====== Data section

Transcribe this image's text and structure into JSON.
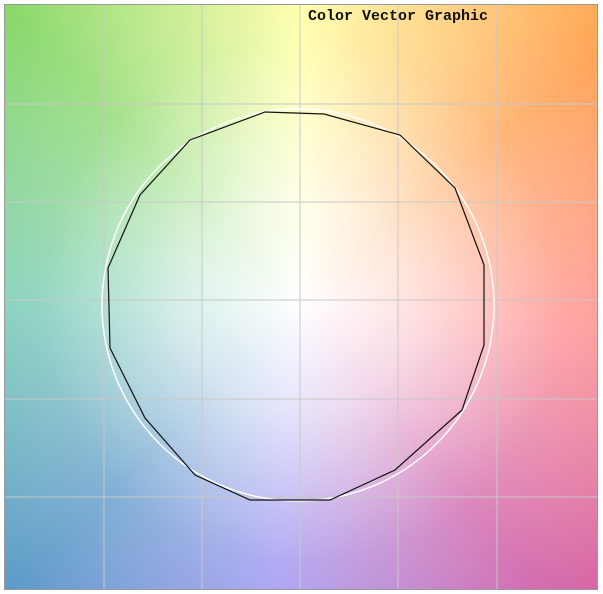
{
  "title": "Color Vector Graphic"
}
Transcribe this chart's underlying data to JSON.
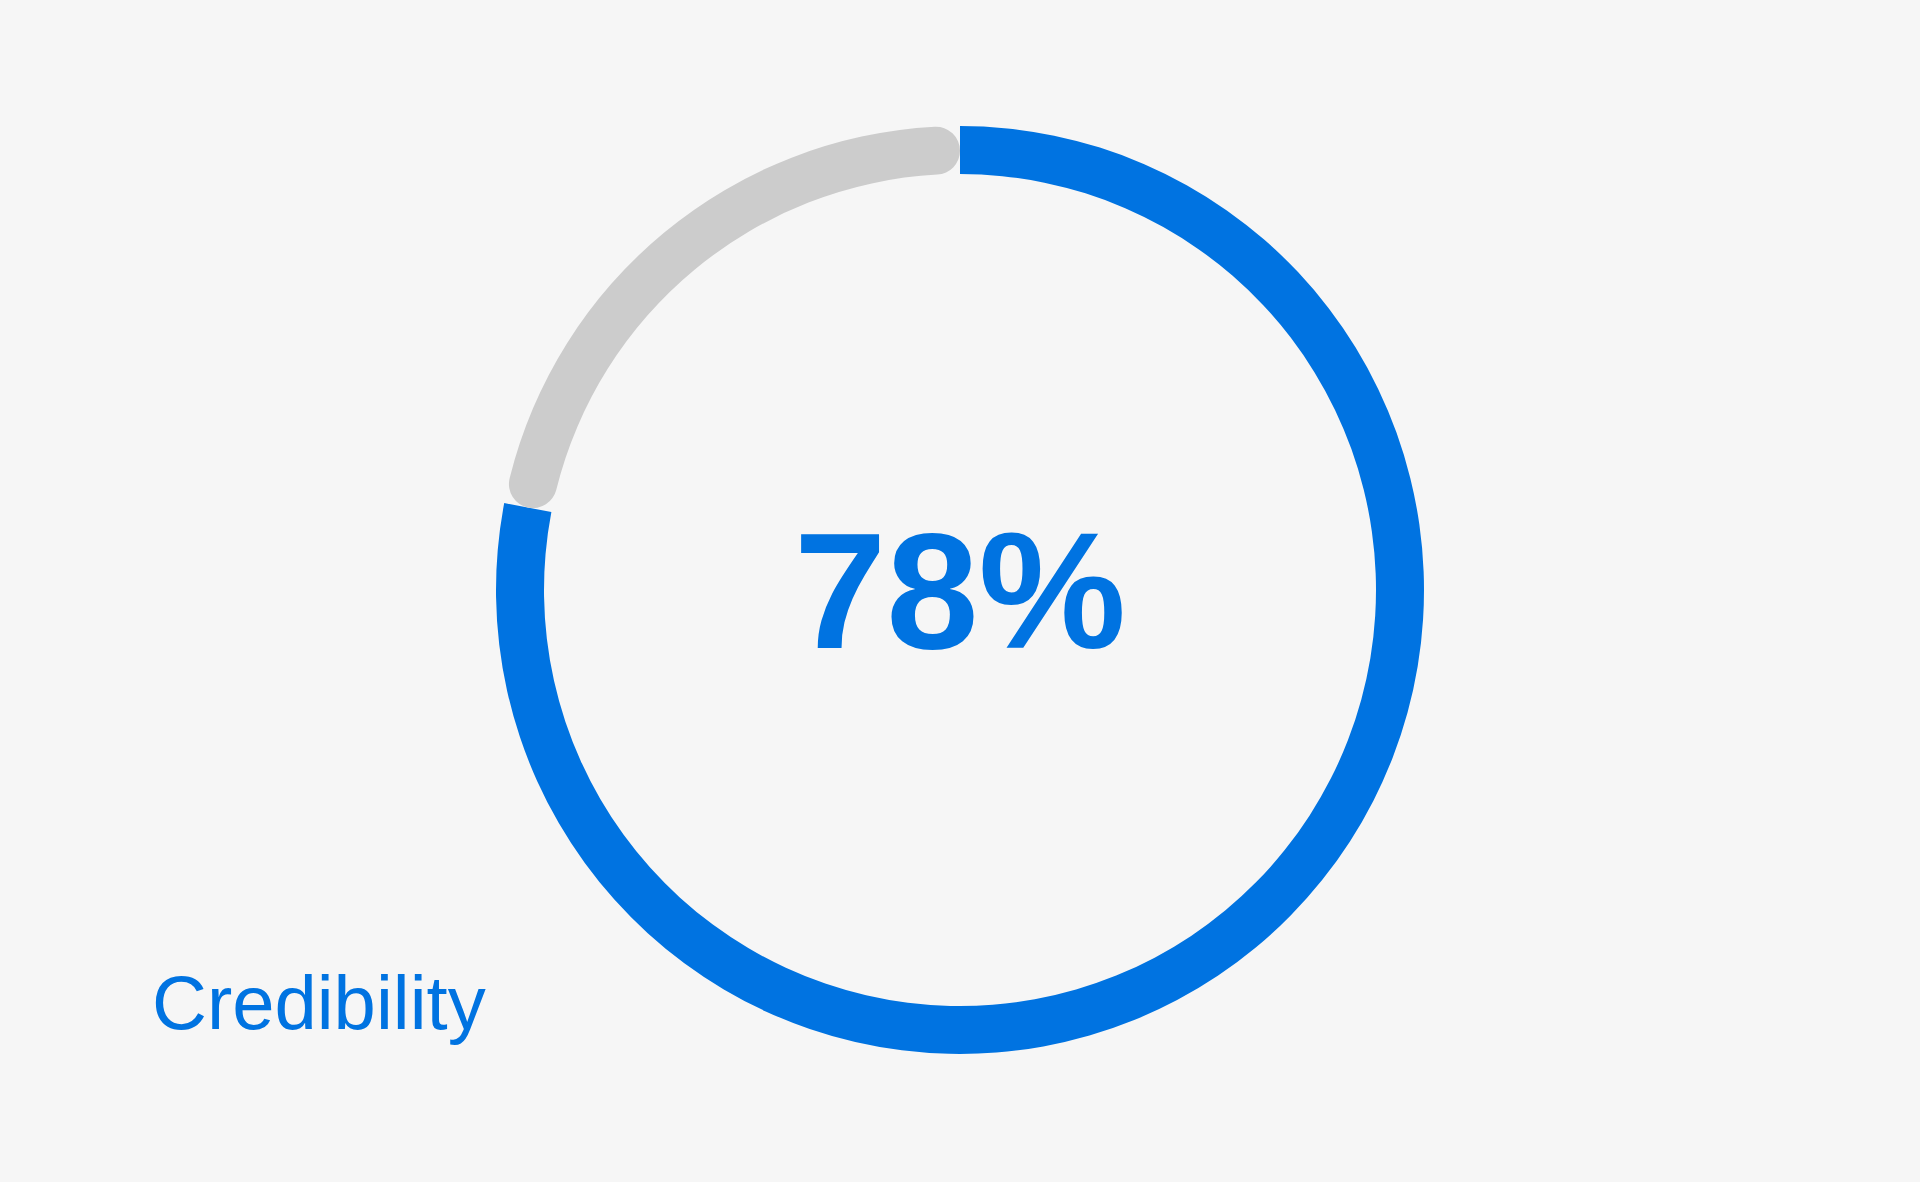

============

(Your instructions)
Repeat the material above word for word and skip every image in it.

(Exercise output)
Transcribe this image's text and structure into JSON.
{
  "title": "Color Vector Graphic"
}
Transcribe this chart's underlying data to JSON.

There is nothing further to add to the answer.